Yes, and it was precisely that worship of the will and of military force, combined with a nationalist afflatus, that led the nations of Europe to the catastrophe of the Great War and the ruin of our civilization.

Posted by: Lawrence Auster on November 15, 2003 7:23 PM

While I always enjoy reading Nietzsche, and always feel that there is something to be learned from him, I do not agree with his moral relativism.

At the very least, the Socratic modesty should be recalled. The conviction of absolute values is a very basic human trait, and the consequences of going against one’s own nature and giving that up are enormous for both oneself and society. Even if a person dismisses God and religious values through his own reason, he should consider the depth of his own ignorance before he dismisses absolute value. If anything, materialistic atheism should give one more reason to be aware of the fallibility of thought which led a person to it in the first place. The universe is vast beyond anyone’s comprehension — both in size and in complexity — and the simple organic computers that we are should have at least a little hesitancy before making sweeping statements about existence.

I disagree with holding Nietzsche responsible for the Zeitgeist which produced the World Wars. It is much easier to trace root causes to economic problems and to the march of events. Philosophers generally do not have the power to mould history. It is a far more profitable study to look into the cases of where Nietzsche was expressing the German consciousness of the time, and to try to understand how that consciousness shaped future events.

That should not be taken as a reason to look down on Nietzsche’s importance. Like other great philosophers, he was beyond his time and place. There is much to disagree with, but Nietzsche’s critique of the modern man is unmatched anywhere else. Some of his criticisms of Christianity should be dismissed, but others should be taken seriously, even by people of faith. And, of course, some of his prognostications were accurate enough that everyone who reads him uses the term ‘prophecy.’

Posted by: Thrasymachus on November 15, 2003 9:07 PM

In regard to Nietzsche’s criticisms of Christianity, I’ve gone through three phases. In the first phase, I didn’t know anything about Christianity, and so either ignored or failed to question what he was saying. It didn’t mean much to me. In the second phase, years later, when I knew something about Christianity and was a Christian believer, I was struck by the utter ignorance and bigotry of his characterizations. It was as if he knew nothing about Christianity at all, and was just seeing it through the prism of the most pathetic types of Christians, weak souls who see the world as a big sick room and Christianity as a crutch or a consolation. In the third phase, I realized in how many cases Nietzsche’s caricature of Christianity was in fact correct. I began picking up on how many Protestant pastors were excessively “nice,” or how many Catholic priests were not very vital men who discussed their religion in terms of its being a “comfort” and a “consolation” rather than about God, Christ, and salvation. (I remember particularly the parish priest of Jacqueline Onassis at the time of her death saying something like this and it struck me that the man seemed to have no Christian message at all.) This focus on suffering and sadness and on Christianity as the mere _consolation_ for the suffering and sadness (rather than as a rising above suffering to true life in God) was, of course, exactly Nietzsche’s critique.

However, it must be emphasized that Nietzsche’s critique only pertains to weak and negative forms of Christianity. To present THAT as Christianity per se is bigoted and prejudicial. And Nietzsche, whatever else he may have been, was certainly a bigot against Christianity, not a fair, balanced, comprehensive student of it.

=====

**Work to complete**
**1.** In the Nietzsche discussion, rewrite the paragraph beginning "I disagree with holding Nietzsche responsible" as a short bulleted list that keeps its main points.
**2.** Carry the Nietzsche discussion forward from its final sentence with another comment in the same vein.

**Data block**
=====

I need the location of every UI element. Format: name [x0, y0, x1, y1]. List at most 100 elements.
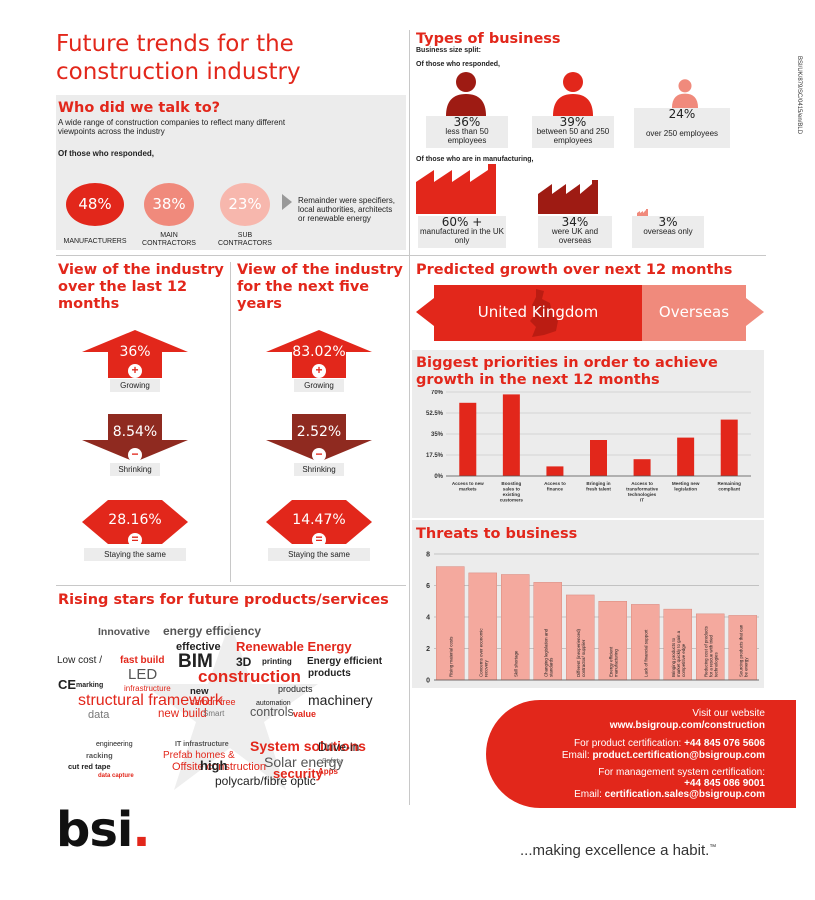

=====

**Answers per task**
**1.**
- Nietzsche should not be held responsible for the Zeitgeist that produced the World Wars.
- Root causes are much easier to trace to economic problems and the march of events.
- Philosophers generally lack the power to mould history.
- A more profitable study is where Nietzsche expressed the German consciousness of his time, and how that consciousness shaped later events.

**2.**
At the same time, shorn of their bigotry, Nietzsche’s insights into Christian degeneracy cannot be dismissed. In our time, so much of organized Christianity has become a form of spiritual weakness and even decay and corruption. (Just think of the face of Cardinal Law of Boston.) This seems to be especially the case when we consider the assimilation of organized Christianity into modern liberalism. The grim reality is that, in its present form, as a virtual creature of liberalism, much of organized Christianity is an enemy of Western man and Western civilization. This fact tragically justifies the hatred of many people on the right toward Christianity.

There is no easy solution in sight. The Church must rediscover a more true Christianity, one which emphasizes that Christianity is about life in God, not about social justice and reaching out to the “disenfranchised,” and which respects the constitution of divine-human existence, including the value of the concrete and particular. Contemporary organized Christianity lacks a true sense of the transcendent and of the particular and of the proper relation between them. For the Church—and thus the West—to save itself, there must be a restoration of these things.

Posted by: Lawrence Auster on November 15, 2003 9:30 PM

Thrasy’s comment was very well stated throughout.

About the World Wars, it’s clear to me that Nietzsche would have been completely indifferent to the First, and would have abhorred Hitler. Nietzsche couldn’t stand anti-Semites. He adored Bonaparte, but needless to say Hitler was no Bonaparte. Case closed, in my opinion.

Thrasy is spot on in saying Nietzsche made valid criticisms of Christianity. For some years I’ve been concerned about what I view as a Christianity-liberalism nexus. I love Christianity and don’t know where I’d turn next if I began to see something rotten in its innermost core, along the lines of what Nietzsche saw. This web-site in fact has helped me glimpse a possible light at the end of that tunnel: it’s not that we must condemn Christianity and men like St. Paul as putting society on a road that leads to liberalism. Christianity and St. Paul aren’t at fault any more than Western Civilization itself is. Liberalism is the enemy all by itself, and the battle must be joined against it and not in any way against the things it is corrupting through no fault of theirs. What Nietzsche helped us to see, then, were not so much inherent defects in Christianity, as the mid-1800s version, or “roots,” of what we have come to call modern liberalism starting in the mid-1900s.

Posted by: Unadorned on November 15, 2003 10:04 PM

Well said, Unadorned!

Posted by: Lawrence Auster on November 15, 2003 10:09 PM

I composed and posted my comment of 10:04 without having seen Mr. Auster’s just above it. I agree one hundred and ten percent with Mr. Auster’s discussion of Nietzsche’s critique of Christianity and the extent to which it was a valid one.

Posted by: Unadorned on November 15, 2003 10:11 PM

DG writes: “By the way, thanks for the reference. ‘The Night Song’ is truly beautiful.”

I too found it beautiful when I first read it, at about age 21. It was not until several years later, reading all of Nietzsche more carefully, that I grasped the spiritual lostness that this passage conveys.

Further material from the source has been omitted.